▶ **RECORDS SUPPLIED**

-*-*-

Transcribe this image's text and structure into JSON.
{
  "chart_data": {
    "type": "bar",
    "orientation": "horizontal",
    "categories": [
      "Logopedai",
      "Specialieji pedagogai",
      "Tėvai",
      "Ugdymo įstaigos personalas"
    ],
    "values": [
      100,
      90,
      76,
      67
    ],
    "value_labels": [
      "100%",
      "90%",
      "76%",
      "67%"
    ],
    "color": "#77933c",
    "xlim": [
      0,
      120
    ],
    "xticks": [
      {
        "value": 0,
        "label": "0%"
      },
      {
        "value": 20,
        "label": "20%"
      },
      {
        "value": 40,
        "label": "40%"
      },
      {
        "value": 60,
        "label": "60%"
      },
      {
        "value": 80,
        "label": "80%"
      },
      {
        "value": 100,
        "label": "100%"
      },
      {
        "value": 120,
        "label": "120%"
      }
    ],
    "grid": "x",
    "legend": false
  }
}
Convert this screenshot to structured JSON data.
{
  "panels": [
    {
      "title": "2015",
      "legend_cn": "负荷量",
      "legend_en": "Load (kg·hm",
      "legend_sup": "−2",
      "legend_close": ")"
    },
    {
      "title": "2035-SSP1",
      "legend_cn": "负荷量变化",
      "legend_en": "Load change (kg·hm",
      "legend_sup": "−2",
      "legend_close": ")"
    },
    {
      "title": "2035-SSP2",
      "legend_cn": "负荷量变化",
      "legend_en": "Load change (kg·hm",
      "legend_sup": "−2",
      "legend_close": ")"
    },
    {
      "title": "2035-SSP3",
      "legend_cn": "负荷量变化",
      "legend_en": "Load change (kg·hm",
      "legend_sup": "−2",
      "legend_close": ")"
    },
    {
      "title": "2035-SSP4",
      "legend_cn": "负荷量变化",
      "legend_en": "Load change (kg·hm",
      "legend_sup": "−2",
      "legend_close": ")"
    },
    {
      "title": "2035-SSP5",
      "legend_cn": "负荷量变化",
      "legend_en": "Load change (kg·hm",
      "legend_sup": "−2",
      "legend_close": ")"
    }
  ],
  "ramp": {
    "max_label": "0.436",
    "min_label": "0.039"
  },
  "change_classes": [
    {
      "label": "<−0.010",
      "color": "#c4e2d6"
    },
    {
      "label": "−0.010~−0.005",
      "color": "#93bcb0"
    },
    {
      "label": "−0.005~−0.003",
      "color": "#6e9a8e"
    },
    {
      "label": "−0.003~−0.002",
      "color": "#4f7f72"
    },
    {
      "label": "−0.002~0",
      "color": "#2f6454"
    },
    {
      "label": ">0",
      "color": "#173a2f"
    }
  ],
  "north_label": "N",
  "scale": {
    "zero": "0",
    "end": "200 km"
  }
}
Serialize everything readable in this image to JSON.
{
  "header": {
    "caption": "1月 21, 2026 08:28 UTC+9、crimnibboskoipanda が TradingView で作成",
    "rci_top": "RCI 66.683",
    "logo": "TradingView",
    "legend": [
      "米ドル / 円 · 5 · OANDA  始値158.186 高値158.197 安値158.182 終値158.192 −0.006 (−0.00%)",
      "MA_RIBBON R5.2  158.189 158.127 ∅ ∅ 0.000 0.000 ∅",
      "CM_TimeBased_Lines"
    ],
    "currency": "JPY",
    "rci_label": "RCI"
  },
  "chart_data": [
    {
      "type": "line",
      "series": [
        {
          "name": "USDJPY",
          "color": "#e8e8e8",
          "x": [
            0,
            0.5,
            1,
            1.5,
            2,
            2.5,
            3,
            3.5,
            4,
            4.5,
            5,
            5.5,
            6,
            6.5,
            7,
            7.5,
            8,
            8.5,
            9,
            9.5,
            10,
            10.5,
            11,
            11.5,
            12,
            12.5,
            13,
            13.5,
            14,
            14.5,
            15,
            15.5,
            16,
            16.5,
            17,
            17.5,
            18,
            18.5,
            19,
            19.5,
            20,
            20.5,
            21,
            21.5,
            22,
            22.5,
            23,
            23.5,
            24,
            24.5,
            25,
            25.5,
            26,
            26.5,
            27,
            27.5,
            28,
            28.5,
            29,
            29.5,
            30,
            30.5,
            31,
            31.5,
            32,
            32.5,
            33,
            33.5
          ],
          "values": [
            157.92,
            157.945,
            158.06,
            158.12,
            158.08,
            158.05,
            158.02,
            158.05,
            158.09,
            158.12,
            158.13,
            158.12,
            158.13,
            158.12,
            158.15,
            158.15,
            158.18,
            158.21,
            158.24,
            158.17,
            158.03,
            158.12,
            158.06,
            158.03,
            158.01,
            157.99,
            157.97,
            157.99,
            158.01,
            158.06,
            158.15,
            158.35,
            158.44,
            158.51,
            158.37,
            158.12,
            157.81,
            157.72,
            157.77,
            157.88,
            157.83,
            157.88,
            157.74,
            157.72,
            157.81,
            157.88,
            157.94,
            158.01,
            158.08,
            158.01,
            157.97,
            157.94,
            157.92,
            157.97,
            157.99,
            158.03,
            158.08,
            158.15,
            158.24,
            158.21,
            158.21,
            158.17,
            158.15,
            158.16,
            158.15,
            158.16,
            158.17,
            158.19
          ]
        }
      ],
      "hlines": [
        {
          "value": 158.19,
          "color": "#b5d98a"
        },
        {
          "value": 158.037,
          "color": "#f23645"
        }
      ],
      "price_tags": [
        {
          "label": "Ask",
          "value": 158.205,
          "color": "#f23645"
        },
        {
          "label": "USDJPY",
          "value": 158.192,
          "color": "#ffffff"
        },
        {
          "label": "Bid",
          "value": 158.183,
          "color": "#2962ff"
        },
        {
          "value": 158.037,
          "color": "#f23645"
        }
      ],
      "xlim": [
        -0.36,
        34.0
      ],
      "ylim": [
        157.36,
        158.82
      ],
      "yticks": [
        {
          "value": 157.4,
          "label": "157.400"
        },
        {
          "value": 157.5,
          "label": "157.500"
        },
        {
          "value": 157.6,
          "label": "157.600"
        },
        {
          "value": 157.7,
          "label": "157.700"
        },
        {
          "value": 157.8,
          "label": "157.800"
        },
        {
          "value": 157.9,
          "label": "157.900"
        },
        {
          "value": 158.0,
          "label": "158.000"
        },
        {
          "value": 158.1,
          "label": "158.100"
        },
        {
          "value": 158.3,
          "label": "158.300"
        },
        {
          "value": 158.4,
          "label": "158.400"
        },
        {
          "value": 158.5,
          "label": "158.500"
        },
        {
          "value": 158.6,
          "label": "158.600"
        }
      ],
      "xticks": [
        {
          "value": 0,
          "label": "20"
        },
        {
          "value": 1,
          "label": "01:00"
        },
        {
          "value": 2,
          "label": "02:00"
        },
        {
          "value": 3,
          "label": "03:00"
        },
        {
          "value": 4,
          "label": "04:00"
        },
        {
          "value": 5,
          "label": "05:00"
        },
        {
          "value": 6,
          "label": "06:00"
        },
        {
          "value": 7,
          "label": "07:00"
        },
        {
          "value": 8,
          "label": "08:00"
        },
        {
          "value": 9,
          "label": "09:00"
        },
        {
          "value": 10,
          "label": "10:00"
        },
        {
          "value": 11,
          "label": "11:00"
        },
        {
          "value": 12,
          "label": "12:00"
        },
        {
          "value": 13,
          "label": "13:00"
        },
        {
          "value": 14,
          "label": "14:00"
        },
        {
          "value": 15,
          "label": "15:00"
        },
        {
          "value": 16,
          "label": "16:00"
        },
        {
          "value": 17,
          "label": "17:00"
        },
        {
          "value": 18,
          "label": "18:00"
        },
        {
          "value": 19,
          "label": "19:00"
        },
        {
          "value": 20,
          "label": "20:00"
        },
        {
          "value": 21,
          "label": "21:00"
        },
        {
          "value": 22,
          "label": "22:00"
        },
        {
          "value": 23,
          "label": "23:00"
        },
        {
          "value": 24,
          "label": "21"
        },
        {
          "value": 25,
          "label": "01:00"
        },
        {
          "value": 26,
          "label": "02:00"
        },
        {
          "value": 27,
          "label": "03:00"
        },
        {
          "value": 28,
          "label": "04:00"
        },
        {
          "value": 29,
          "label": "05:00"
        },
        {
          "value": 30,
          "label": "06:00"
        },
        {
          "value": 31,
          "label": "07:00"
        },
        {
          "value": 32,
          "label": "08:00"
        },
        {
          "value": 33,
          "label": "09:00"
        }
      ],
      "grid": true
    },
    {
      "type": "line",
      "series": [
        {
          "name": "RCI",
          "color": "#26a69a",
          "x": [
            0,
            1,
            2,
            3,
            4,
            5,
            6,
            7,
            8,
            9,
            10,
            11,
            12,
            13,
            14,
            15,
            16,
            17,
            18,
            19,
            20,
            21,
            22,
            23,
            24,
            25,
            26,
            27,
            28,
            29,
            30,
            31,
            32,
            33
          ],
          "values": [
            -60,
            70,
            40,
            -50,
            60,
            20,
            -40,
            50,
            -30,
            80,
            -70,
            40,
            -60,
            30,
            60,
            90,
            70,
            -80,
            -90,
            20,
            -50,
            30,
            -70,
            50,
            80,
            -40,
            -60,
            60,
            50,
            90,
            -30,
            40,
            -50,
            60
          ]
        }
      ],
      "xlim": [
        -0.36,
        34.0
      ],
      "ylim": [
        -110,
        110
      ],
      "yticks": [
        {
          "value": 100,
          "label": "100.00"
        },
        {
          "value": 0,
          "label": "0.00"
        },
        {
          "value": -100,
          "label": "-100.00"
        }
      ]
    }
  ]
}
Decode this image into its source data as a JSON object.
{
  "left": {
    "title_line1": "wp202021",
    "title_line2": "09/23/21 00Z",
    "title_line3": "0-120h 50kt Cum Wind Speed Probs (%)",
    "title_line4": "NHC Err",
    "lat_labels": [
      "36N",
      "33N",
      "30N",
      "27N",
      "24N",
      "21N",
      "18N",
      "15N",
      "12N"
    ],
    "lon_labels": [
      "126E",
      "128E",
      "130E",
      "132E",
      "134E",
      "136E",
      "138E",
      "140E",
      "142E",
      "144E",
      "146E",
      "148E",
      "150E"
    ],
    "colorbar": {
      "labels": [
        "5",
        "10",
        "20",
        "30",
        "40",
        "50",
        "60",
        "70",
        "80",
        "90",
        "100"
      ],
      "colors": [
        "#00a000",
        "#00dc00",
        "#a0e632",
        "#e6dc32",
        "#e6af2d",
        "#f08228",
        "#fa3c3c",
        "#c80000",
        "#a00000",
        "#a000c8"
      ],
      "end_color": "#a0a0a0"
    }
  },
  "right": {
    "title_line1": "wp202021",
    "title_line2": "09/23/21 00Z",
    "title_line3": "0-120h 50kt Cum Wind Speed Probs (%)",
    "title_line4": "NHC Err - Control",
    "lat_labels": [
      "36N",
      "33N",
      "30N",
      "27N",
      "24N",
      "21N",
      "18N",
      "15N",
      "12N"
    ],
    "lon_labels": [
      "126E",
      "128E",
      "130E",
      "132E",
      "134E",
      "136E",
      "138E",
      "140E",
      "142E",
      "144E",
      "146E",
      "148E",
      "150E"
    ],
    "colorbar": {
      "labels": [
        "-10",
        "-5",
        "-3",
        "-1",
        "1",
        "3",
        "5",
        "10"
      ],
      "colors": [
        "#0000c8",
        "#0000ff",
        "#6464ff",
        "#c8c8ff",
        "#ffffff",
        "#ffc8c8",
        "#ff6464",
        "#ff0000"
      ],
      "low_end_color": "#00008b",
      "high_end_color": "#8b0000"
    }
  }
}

-*-*-

▶ **TASK BRIEF**
Show all lines from the data above in which the word "this" appears.

▶ **WRITTEN ANSWER**
Transcribe this image's text and structure into JSON.
Convert this screenshot to structured JSON data.
Serialize everything readable in this image to JSON.
Decode this image into its source data as a JSON object.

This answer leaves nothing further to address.